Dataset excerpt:

-- start --

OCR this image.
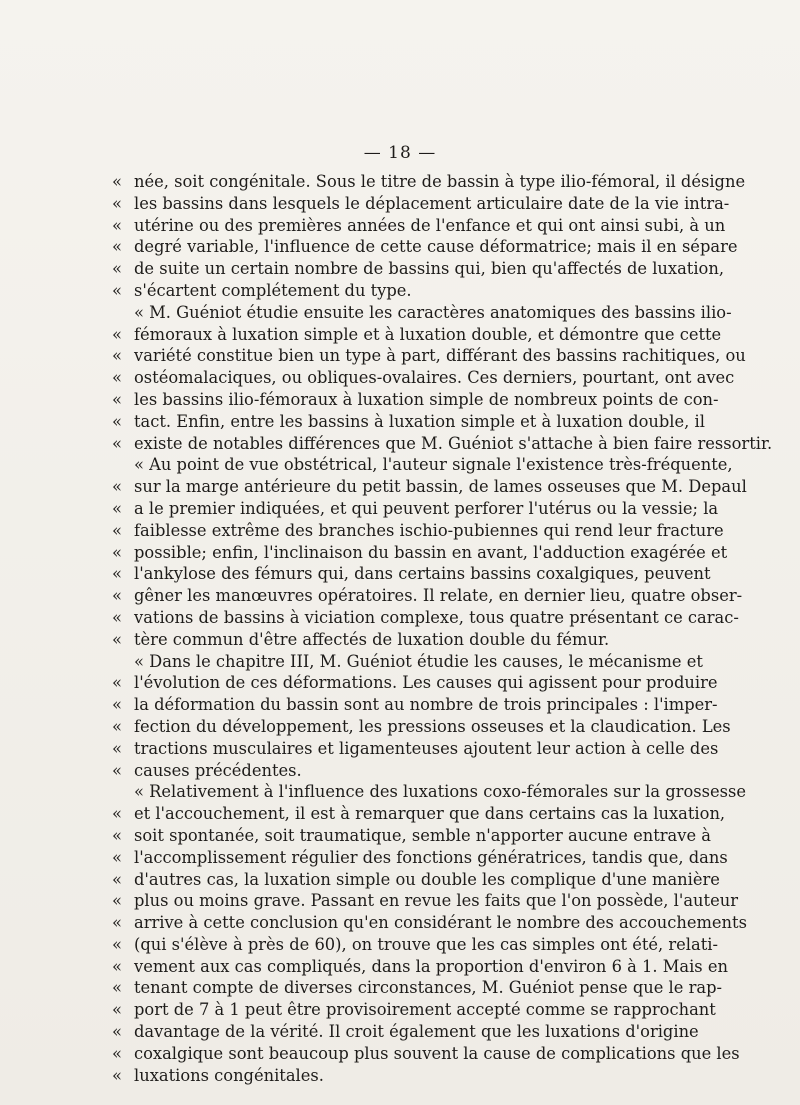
— 18 —
« née, soit congénitale. Sous le titre de bassin à type ilio-fémoral, il désigne
« les bassins dans lesquels le déplacement articulaire date de la vie intra-
« utérine ou des premières années de l'enfance et qui ont ainsi subi, à un
« degré variable, l'influence de cette cause déformatrice; mais il en sépare
« de suite un certain nombre de bassins qui, bien qu'affectés de luxation,
« s'écartent complétement du type.
« M. Guéniot étudie ensuite les caractères anatomiques des bassins ilio-
« fémoraux à luxation simple et à luxation double, et démontre que cette
« variété constitue bien un type à part, différant des bassins rachitiques, ou
« ostéomalaciques, ou obliques-ovalaires. Ces derniers, pourtant, ont avec
« les bassins ilio-fémoraux à luxation simple de nombreux points de con-
« tact. Enfin, entre les bassins à luxation simple et à luxation double, il
« existe de notables différences que M. Guéniot s'attache à bien faire ressortir.
« Au point de vue obstétrical, l'auteur signale l'existence très-fréquente,
« sur la marge antérieure du petit bassin, de lames osseuses que M. Depaul
« a le premier indiquées, et qui peuvent perforer l'utérus ou la vessie; la
« faiblesse extrême des branches ischio-pubiennes qui rend leur fracture
« possible; enfin, l'inclinaison du bassin en avant, l'adduction exagérée et
« l'ankylose des fémurs qui, dans certains bassins coxalgiques, peuvent
« gêner les manœuvres opératoires. Il relate, en dernier lieu, quatre obser-
« vations de bassins à viciation complexe, tous quatre présentant ce carac-
« tère commun d'être affectés de luxation double du fémur.
« Dans le chapitre III, M. Guéniot étudie les causes, le mécanisme et
« l'évolution de ces déformations. Les causes qui agissent pour produire
« la déformation du bassin sont au nombre de trois principales : l'imper-
« fection du développement, les pressions osseuses et la claudication. Les
« tractions musculaires et ligamenteuses ajoutent leur action à celle des
« causes précédentes.
« Relativement à l'influence des luxations coxo-fémorales sur la grossesse
« et l'accouchement, il est à remarquer que dans certains cas la luxation,
« soit spontanée, soit traumatique, semble n'apporter aucune entrave à
« l'accomplissement régulier des fonctions génératrices, tandis que, dans
« d'autres cas, la luxation simple ou double les complique d'une manière
« plus ou moins grave. Passant en revue les faits que l'on possède, l'auteur
« arrive à cette conclusion qu'en considérant le nombre des accouchements
« (qui s'élève à près de 60), on trouve que les cas simples ont été, relati-
« vement aux cas compliqués, dans la proportion d'environ 6 à 1. Mais en
« tenant compte de diverses circonstances, M. Guéniot pense que le rap-
« port de 7 à 1 peut être provisoirement accepté comme se rapprochant
« davantage de la vérité. Il croit également que les luxations d'origine
« coxalgique sont beaucoup plus souvent la cause de complications que les
« luxations congénitales.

-- end --

• [Required work]: Which lines of the material contain the string "osseuses"? List each of them.

• [Task result]:
« sur la marge antérieure du petit bassin, de lames osseuses que M. Depaul
« fection du développement, les pressions osseuses et la claudication. Les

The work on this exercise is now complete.